WHAT TO PRODUCE: Look for the string "color" in the lines and copy each line that has it.

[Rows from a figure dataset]
···

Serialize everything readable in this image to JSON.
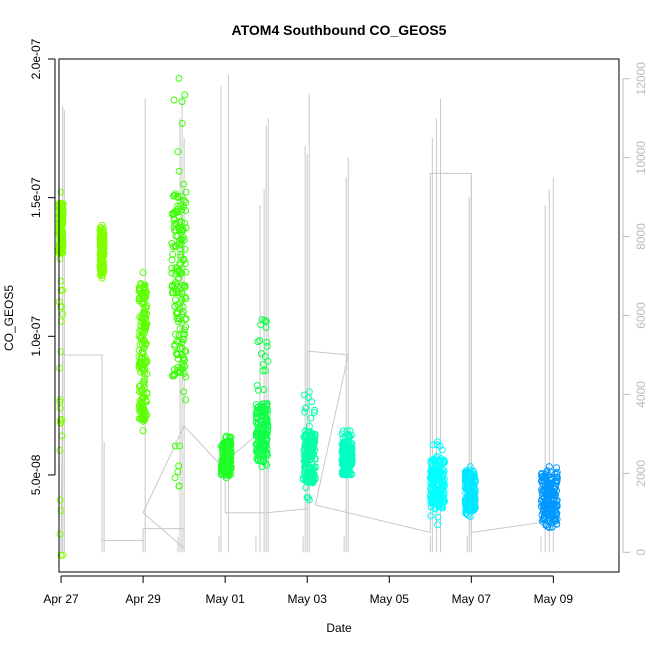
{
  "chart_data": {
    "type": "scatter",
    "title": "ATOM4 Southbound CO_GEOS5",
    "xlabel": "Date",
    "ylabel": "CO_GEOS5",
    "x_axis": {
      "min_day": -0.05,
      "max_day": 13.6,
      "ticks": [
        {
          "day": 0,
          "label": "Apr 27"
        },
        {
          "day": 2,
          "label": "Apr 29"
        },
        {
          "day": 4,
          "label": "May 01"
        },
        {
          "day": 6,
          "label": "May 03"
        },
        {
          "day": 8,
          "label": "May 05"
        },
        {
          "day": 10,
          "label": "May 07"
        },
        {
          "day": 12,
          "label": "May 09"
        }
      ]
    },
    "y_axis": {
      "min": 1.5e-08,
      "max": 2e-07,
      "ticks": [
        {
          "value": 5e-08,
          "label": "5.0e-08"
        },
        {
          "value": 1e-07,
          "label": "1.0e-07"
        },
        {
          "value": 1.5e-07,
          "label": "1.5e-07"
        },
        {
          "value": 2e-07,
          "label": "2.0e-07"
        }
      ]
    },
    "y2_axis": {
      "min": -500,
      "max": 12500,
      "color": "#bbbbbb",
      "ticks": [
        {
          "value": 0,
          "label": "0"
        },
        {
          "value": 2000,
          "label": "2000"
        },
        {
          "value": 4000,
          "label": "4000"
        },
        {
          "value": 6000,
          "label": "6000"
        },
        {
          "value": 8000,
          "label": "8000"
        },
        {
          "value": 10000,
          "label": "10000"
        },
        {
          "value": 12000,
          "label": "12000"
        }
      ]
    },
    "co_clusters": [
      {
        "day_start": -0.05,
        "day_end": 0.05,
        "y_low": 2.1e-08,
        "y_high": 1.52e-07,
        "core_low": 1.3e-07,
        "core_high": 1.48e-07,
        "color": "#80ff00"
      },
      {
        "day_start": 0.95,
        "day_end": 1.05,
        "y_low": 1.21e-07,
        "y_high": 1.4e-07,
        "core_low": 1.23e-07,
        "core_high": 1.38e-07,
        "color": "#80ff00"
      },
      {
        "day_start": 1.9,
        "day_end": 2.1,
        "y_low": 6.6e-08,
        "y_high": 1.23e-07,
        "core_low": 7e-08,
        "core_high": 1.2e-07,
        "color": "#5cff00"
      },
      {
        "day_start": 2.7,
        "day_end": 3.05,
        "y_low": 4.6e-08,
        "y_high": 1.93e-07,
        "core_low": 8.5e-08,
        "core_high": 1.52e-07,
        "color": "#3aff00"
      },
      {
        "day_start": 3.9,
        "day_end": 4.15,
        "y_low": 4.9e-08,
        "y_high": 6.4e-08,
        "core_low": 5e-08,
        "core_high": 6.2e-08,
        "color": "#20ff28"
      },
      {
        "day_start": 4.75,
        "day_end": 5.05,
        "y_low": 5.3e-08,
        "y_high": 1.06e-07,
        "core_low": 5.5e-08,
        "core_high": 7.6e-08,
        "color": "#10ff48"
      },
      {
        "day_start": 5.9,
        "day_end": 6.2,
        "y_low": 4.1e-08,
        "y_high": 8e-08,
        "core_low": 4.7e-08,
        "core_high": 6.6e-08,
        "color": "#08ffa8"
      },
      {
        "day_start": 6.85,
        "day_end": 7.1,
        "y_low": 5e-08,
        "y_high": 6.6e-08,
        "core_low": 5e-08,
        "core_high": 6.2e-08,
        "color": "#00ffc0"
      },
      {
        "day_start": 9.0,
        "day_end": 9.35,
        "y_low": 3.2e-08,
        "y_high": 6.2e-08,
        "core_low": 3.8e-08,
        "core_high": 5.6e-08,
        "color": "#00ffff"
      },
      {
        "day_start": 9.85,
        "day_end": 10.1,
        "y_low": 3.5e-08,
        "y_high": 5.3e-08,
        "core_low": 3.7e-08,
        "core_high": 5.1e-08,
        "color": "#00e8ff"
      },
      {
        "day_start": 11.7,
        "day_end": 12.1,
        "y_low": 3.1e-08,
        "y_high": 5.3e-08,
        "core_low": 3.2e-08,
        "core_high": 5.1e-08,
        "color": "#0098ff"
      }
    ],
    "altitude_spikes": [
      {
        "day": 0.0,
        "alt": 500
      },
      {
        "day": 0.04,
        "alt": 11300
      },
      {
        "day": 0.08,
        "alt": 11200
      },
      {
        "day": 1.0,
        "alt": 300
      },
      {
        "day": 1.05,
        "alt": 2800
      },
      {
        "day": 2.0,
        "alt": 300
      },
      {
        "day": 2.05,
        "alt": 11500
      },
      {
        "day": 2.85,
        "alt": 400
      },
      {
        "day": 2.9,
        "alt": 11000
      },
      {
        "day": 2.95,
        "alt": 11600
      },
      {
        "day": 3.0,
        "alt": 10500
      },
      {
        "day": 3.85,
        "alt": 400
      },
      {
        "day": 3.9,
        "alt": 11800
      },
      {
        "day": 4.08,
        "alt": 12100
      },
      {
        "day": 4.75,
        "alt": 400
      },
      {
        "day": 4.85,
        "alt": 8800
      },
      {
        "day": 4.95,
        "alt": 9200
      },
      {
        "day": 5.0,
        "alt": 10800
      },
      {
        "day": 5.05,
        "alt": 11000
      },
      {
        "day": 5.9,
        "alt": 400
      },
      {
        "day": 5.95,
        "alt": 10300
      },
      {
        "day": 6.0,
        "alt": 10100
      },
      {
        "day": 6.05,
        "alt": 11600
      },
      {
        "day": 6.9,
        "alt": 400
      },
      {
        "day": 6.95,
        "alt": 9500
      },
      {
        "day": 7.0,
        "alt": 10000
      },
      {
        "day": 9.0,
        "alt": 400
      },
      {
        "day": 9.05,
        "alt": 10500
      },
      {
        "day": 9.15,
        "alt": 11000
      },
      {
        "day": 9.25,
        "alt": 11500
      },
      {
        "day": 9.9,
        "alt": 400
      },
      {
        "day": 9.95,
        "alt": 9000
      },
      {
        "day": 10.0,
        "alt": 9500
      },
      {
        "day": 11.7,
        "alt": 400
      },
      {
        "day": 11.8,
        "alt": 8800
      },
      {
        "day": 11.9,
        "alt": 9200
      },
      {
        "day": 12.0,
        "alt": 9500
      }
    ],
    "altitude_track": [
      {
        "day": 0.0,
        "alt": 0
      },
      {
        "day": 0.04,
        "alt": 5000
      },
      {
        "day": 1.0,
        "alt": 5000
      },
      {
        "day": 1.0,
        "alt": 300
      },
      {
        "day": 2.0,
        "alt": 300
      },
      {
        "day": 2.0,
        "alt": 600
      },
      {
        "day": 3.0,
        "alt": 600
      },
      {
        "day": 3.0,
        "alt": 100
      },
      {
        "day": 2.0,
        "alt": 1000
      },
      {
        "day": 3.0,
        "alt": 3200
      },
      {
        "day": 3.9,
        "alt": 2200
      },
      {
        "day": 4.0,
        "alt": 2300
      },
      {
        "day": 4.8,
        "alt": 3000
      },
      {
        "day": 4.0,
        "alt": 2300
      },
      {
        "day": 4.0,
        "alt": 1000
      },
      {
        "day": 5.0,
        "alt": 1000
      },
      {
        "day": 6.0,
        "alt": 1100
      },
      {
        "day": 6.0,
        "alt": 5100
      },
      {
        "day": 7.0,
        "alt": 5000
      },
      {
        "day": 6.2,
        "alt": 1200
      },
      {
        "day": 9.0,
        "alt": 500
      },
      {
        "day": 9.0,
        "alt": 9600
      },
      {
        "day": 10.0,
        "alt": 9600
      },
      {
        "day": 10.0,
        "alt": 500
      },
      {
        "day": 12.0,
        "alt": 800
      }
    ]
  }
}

···

EXERCISE RESPONSE:
      "color": "#bbbbbb",
        "color": "#80ff00"
        "color": "#80ff00"
        "color": "#5cff00"
        "color": "#3aff00"
        "color": "#20ff28"
        "color": "#10ff48"
        "color": "#08ffa8"
        "color": "#00ffc0"
        "color": "#00ffff"
        "color": "#00e8ff"
        "color": "#0098ff"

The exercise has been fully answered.